*EXERCISE*:
In the listing that follows, how many lines contain "rice"? Give the number only.

[Records about charts and figures]

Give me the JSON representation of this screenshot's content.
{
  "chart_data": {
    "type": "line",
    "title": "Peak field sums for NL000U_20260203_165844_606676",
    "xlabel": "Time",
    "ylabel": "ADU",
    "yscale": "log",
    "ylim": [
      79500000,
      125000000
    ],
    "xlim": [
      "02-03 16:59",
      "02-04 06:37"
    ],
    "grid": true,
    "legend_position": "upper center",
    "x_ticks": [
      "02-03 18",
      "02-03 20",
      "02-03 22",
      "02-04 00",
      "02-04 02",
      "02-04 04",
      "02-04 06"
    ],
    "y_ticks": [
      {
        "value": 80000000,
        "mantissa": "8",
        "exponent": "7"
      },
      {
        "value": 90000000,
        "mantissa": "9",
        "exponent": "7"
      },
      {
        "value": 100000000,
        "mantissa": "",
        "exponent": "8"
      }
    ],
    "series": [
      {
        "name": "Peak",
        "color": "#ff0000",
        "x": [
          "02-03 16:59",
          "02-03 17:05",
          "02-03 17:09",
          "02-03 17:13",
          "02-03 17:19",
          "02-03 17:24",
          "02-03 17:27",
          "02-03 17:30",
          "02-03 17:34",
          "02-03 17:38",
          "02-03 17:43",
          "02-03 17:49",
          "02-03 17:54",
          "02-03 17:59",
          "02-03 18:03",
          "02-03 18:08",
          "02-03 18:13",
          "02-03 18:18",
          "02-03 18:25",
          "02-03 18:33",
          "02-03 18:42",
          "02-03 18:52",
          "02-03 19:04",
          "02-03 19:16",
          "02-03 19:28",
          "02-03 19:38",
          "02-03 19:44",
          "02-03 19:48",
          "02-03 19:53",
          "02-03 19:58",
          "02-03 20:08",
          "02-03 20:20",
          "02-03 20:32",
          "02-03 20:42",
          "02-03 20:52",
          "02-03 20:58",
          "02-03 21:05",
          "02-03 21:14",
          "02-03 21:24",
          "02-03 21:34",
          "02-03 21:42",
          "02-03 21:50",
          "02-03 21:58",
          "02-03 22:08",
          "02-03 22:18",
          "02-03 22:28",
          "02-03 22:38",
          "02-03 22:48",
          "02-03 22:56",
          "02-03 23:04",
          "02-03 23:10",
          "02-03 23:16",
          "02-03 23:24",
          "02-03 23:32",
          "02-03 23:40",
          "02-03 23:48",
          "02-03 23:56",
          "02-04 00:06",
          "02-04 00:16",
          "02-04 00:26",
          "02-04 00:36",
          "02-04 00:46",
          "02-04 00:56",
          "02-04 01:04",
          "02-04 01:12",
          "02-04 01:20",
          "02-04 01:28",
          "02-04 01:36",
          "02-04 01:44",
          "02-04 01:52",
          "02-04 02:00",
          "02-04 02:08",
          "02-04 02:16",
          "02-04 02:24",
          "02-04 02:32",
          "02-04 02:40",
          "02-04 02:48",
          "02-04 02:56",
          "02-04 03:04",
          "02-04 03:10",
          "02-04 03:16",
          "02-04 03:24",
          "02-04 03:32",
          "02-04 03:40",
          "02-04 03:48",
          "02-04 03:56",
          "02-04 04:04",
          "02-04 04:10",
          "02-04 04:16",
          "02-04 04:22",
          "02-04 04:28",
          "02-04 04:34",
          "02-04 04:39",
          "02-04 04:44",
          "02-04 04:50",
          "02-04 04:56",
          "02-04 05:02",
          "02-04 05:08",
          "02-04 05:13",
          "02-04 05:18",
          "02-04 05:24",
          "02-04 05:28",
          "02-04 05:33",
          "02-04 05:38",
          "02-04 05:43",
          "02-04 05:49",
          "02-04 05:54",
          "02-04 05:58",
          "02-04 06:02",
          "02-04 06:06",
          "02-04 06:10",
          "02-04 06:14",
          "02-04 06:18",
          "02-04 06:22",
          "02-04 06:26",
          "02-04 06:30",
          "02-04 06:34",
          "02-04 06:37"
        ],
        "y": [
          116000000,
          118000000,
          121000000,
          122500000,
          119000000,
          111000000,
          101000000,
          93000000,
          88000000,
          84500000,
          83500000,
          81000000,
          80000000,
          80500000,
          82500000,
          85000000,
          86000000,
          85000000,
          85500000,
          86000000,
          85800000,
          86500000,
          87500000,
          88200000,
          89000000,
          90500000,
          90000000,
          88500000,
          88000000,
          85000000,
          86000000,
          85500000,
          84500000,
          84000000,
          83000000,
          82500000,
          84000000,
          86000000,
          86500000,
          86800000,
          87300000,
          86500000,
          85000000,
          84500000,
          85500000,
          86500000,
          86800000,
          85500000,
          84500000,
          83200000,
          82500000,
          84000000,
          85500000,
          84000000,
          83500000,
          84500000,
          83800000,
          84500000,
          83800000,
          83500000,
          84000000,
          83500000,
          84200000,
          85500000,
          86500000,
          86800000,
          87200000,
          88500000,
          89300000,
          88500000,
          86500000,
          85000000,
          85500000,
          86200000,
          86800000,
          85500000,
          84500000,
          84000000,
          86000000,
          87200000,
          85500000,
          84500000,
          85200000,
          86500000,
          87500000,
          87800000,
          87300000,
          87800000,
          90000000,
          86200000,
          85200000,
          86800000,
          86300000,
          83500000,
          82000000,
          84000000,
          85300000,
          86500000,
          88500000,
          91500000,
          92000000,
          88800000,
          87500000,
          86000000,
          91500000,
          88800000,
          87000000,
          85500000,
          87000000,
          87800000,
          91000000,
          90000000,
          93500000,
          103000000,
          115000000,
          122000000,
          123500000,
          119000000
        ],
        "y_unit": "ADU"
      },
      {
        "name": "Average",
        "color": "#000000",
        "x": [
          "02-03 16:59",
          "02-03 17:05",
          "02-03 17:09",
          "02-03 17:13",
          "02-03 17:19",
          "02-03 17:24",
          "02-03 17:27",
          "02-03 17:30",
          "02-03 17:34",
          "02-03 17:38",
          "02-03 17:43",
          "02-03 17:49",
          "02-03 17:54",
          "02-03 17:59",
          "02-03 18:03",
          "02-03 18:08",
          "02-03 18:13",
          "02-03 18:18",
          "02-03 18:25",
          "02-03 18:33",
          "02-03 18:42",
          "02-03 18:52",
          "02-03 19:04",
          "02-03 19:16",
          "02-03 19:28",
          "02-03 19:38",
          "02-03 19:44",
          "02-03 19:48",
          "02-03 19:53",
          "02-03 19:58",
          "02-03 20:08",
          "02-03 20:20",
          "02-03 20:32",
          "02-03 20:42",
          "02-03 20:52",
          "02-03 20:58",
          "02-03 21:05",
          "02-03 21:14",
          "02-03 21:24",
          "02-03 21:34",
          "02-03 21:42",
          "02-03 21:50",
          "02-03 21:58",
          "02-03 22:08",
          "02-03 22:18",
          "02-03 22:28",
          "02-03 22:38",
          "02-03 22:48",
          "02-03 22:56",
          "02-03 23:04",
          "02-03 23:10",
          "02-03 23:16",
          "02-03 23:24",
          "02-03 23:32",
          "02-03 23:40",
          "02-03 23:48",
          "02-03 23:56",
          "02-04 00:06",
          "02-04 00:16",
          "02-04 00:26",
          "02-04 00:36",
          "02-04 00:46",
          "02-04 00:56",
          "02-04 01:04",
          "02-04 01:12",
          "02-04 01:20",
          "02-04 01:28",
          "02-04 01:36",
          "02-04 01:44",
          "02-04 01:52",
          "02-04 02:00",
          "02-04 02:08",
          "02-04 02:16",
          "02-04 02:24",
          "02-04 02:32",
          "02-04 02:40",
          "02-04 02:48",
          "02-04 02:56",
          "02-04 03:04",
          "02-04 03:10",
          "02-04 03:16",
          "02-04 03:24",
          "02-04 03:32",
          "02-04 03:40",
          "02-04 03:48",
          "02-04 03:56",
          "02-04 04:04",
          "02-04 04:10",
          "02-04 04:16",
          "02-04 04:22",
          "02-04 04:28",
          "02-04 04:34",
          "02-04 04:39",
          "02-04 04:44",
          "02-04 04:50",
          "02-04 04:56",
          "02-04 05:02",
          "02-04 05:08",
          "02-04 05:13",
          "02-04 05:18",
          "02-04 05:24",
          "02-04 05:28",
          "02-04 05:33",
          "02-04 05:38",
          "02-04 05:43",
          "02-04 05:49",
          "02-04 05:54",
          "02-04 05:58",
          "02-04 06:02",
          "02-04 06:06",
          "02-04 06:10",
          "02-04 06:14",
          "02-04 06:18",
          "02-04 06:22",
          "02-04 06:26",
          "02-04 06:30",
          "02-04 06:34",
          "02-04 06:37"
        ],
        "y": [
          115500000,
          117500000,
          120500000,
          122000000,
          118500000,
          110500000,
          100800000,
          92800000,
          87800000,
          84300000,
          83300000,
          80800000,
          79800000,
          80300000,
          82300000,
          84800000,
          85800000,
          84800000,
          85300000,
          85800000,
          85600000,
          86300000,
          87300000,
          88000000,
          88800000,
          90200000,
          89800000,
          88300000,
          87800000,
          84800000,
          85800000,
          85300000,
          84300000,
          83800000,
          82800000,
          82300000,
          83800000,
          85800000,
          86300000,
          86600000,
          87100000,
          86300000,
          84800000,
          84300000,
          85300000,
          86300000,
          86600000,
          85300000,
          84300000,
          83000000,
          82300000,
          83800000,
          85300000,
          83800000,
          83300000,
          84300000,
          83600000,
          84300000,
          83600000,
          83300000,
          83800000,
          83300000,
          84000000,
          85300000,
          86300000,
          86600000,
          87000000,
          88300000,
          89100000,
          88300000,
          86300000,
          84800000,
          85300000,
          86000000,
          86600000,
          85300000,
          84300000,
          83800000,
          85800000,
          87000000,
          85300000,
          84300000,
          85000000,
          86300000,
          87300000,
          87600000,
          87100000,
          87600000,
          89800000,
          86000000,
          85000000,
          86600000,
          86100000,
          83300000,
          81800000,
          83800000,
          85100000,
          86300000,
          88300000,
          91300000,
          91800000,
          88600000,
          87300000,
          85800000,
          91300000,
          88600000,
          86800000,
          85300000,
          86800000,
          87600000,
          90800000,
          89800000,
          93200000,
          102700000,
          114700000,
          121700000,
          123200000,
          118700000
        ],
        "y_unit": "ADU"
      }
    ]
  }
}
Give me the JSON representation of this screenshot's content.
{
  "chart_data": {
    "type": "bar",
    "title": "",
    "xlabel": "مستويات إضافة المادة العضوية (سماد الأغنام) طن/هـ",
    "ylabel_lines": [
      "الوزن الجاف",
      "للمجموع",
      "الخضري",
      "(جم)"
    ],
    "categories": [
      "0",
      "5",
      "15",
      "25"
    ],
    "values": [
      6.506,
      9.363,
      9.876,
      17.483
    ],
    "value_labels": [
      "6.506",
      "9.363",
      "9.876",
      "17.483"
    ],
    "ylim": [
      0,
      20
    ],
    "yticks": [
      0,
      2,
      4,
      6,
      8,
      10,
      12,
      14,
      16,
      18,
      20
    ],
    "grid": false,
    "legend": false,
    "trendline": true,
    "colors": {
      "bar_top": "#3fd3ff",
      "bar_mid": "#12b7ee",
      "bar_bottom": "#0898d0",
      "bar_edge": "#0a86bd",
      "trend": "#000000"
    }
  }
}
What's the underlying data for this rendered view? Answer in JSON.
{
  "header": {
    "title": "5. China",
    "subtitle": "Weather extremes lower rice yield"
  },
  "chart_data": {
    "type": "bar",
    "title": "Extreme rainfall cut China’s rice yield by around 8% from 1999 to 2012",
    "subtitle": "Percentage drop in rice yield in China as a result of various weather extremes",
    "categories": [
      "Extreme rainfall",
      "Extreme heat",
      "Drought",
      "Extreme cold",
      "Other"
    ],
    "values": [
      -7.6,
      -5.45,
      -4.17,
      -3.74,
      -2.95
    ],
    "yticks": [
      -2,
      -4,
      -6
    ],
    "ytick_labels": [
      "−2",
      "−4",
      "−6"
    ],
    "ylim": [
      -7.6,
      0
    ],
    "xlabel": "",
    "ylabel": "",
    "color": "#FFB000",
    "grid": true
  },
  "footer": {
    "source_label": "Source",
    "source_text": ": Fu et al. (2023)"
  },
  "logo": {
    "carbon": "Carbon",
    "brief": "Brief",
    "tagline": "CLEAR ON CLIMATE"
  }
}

*FINAL RESULT*:
3